= Aim of the exercise =
Go through the listing and write out all of it exactly.

= Exercise materials =
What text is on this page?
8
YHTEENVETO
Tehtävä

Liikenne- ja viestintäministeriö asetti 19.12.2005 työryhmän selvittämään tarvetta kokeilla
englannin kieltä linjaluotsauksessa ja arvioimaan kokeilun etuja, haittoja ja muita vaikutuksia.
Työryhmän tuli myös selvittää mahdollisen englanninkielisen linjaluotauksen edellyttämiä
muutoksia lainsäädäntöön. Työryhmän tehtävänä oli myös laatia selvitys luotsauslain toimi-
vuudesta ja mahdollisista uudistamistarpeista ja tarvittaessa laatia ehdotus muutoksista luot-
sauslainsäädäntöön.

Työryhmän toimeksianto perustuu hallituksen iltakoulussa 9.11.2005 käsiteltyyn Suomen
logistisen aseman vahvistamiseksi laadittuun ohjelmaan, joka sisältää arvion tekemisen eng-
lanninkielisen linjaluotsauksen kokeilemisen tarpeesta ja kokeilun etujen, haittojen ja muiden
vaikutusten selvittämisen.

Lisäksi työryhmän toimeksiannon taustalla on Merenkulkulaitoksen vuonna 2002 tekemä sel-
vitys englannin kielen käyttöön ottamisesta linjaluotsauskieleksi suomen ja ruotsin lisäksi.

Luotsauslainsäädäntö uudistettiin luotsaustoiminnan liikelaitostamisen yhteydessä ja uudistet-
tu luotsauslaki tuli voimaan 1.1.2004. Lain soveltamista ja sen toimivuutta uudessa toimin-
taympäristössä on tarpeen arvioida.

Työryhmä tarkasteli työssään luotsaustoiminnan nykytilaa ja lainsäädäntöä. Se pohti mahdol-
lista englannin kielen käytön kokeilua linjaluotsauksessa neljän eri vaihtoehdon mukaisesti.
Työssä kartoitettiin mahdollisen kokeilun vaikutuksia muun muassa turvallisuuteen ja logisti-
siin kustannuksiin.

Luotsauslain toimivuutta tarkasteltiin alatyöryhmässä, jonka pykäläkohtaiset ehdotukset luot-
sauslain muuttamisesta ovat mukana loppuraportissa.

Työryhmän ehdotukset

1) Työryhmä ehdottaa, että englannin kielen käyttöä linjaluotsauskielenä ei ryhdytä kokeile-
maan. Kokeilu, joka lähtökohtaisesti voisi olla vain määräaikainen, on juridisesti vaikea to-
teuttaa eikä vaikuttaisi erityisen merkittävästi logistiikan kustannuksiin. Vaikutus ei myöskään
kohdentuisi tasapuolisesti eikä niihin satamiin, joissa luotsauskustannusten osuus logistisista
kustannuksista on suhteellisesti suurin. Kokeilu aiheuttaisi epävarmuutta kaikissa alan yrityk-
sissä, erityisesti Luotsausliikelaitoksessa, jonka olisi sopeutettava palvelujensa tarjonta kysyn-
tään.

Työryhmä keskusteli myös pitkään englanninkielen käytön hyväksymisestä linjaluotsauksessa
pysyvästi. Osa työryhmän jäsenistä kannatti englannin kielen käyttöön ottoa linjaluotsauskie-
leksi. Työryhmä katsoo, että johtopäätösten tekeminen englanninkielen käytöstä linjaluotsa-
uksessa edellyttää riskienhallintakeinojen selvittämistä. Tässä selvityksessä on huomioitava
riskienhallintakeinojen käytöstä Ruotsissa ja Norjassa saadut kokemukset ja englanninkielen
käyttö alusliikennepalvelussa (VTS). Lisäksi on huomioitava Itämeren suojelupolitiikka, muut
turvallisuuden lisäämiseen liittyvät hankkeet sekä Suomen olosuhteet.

= Exercise response =
What text is on this page?
8
YHTEENVETO
Tehtävä

Liikenne- ja viestintäministeriö asetti 19.12.2005 työryhmän selvittämään tarvetta kokeilla
englannin kieltä linjaluotsauksessa ja arvioimaan kokeilun etuja, haittoja ja muita vaikutuksia.
Työryhmän tuli myös selvittää mahdollisen englanninkielisen linjaluotauksen edellyttämiä
muutoksia lainsäädäntöön. Työryhmän tehtävänä oli myös laatia selvitys luotsauslain toimi-
vuudesta ja mahdollisista uudistamistarpeista ja tarvittaessa laatia ehdotus muutoksista luot-
sauslainsäädäntöön.

Työryhmän toimeksianto perustuu hallituksen iltakoulussa 9.11.2005 käsiteltyyn Suomen
logistisen aseman vahvistamiseksi laadittuun ohjelmaan, joka sisältää arvion tekemisen eng-
lanninkielisen linjaluotsauksen kokeilemisen tarpeesta ja kokeilun etujen, haittojen ja muiden
vaikutusten selvittämisen.

Lisäksi työryhmän toimeksiannon taustalla on Merenkulkulaitoksen vuonna 2002 tekemä sel-
vitys englannin kielen käyttöön ottamisesta linjaluotsauskieleksi suomen ja ruotsin lisäksi.

Luotsauslainsäädäntö uudistettiin luotsaustoiminnan liikelaitostamisen yhteydessä ja uudistet-
tu luotsauslaki tuli voimaan 1.1.2004. Lain soveltamista ja sen toimivuutta uudessa toimin-
taympäristössä on tarpeen arvioida.

Työryhmä tarkasteli työssään luotsaustoiminnan nykytilaa ja lainsäädäntöä. Se pohti mahdol-
lista englannin kielen käytön kokeilua linjaluotsauksessa neljän eri vaihtoehdon mukaisesti.
Työssä kartoitettiin mahdollisen kokeilun vaikutuksia muun muassa turvallisuuteen ja logisti-
siin kustannuksiin.

Luotsauslain toimivuutta tarkasteltiin alatyöryhmässä, jonka pykäläkohtaiset ehdotukset luot-
sauslain muuttamisesta ovat mukana loppuraportissa.

Työryhmän ehdotukset

1) Työryhmä ehdottaa, että englannin kielen käyttöä linjaluotsauskielenä ei ryhdytä kokeile-
maan. Kokeilu, joka lähtökohtaisesti voisi olla vain määräaikainen, on juridisesti vaikea to-
teuttaa eikä vaikuttaisi erityisen merkittävästi logistiikan kustannuksiin. Vaikutus ei myöskään
kohdentuisi tasapuolisesti eikä niihin satamiin, joissa luotsauskustannusten osuus logistisista
kustannuksista on suhteellisesti suurin. Kokeilu aiheuttaisi epävarmuutta kaikissa alan yrityk-
sissä, erityisesti Luotsausliikelaitoksessa, jonka olisi sopeutettava palvelujensa tarjonta kysyn-
tään.

Työryhmä keskusteli myös pitkään englanninkielen käytön hyväksymisestä linjaluotsauksessa
pysyvästi. Osa työryhmän jäsenistä kannatti englannin kielen käyttöön ottoa linjaluotsauskie-
leksi. Työryhmä katsoo, että johtopäätösten tekeminen englanninkielen käytöstä linjaluotsa-
uksessa edellyttää riskienhallintakeinojen selvittämistä. Tässä selvityksessä on huomioitava
riskienhallintakeinojen käytöstä Ruotsissa ja Norjassa saadut kokemukset ja englanninkielen
käyttö alusliikennepalvelussa (VTS). Lisäksi on huomioitava Itämeren suojelupolitiikka, muut
turvallisuuden lisäämiseen liittyvät hankkeet sekä Suomen olosuhteet.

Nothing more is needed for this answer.